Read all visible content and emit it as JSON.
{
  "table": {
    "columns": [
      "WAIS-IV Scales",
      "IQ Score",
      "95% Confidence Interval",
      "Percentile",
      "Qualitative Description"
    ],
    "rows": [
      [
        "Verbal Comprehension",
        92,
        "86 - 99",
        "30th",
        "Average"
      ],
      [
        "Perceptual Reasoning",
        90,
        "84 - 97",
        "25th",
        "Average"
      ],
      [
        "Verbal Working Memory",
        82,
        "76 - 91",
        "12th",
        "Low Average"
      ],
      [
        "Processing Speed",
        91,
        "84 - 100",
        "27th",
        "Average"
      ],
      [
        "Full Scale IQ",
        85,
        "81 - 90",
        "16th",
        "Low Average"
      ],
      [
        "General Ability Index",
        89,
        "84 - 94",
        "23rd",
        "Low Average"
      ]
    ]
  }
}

- [To be done] Nothing but a number is needed here: how many lines hold the string "Verbal"?

- [Worked answer] 2